** BEGIN Excerpted data **

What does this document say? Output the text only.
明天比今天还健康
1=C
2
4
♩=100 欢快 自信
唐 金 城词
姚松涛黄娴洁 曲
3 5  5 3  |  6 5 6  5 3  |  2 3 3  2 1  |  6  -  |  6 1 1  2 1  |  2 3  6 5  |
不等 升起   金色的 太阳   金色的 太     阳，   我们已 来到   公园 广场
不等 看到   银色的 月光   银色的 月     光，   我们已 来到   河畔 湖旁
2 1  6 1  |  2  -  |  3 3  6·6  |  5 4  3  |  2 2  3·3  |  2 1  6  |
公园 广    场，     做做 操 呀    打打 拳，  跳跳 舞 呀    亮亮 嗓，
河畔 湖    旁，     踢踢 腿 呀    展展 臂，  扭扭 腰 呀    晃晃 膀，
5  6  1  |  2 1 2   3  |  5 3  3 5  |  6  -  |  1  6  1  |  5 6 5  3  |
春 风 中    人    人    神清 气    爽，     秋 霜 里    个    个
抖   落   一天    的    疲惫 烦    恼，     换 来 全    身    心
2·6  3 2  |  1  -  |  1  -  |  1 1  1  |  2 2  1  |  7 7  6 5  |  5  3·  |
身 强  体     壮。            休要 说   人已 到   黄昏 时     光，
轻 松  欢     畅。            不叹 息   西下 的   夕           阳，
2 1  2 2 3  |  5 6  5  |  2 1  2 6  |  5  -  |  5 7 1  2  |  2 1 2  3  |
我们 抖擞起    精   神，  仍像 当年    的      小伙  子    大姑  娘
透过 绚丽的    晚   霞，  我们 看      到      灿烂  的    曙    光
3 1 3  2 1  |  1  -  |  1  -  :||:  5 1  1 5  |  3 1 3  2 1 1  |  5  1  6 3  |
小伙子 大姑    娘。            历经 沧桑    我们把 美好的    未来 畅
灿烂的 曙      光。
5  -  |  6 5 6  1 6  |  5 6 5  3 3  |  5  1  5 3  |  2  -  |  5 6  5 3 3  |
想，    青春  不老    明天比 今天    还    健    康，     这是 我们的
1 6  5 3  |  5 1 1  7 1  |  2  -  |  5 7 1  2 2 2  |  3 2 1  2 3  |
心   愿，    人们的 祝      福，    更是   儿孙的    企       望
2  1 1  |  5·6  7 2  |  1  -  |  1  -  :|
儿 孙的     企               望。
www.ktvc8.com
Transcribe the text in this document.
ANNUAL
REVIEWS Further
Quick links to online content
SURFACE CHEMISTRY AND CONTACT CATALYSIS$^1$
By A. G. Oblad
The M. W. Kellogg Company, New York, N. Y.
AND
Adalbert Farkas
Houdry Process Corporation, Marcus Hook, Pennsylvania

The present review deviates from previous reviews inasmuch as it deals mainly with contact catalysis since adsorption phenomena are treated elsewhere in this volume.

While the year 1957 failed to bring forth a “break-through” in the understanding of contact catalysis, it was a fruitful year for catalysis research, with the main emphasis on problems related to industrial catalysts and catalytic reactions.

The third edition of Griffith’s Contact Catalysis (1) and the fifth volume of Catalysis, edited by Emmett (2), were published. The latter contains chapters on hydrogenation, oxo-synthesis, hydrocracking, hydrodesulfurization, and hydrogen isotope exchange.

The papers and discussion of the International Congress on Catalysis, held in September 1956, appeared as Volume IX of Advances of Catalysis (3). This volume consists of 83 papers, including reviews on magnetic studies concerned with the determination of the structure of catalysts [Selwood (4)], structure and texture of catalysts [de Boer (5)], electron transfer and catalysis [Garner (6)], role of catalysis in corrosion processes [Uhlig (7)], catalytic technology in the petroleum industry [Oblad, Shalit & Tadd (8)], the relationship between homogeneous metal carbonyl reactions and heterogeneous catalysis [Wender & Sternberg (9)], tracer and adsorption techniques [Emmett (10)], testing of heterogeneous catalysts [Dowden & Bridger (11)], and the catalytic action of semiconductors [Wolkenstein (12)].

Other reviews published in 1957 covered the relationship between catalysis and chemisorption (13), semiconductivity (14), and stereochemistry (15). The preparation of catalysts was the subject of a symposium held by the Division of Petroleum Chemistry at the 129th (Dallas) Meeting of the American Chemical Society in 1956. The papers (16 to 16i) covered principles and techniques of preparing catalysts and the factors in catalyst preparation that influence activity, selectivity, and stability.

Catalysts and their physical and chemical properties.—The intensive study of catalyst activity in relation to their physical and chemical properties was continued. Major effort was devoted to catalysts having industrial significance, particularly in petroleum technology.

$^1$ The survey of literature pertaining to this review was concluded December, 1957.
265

** END Excerpted data **

Aim
Copy out all lines above that include the string "activity".

Solution to this exercise
Other reviews published in 1957 covered the relationship between catalysis and chemisorption (13), semiconductivity (14), and stereochemistry (15). The preparation of catalysts was the subject of a symposium held by the Division of Petroleum Chemistry at the 129th (Dallas) Meeting of the American Chemical Society in 1956. The papers (16 to 16i) covered principles and techniques of preparing catalysts and the factors in catalyst preparation that influence activity, selectivity, and stability.
Catalysts and their physical and chemical properties.—The intensive study of catalyst activity in relation to their physical and chemical properties was continued. Major effort was devoted to catalysts having industrial significance, particularly in petroleum technology.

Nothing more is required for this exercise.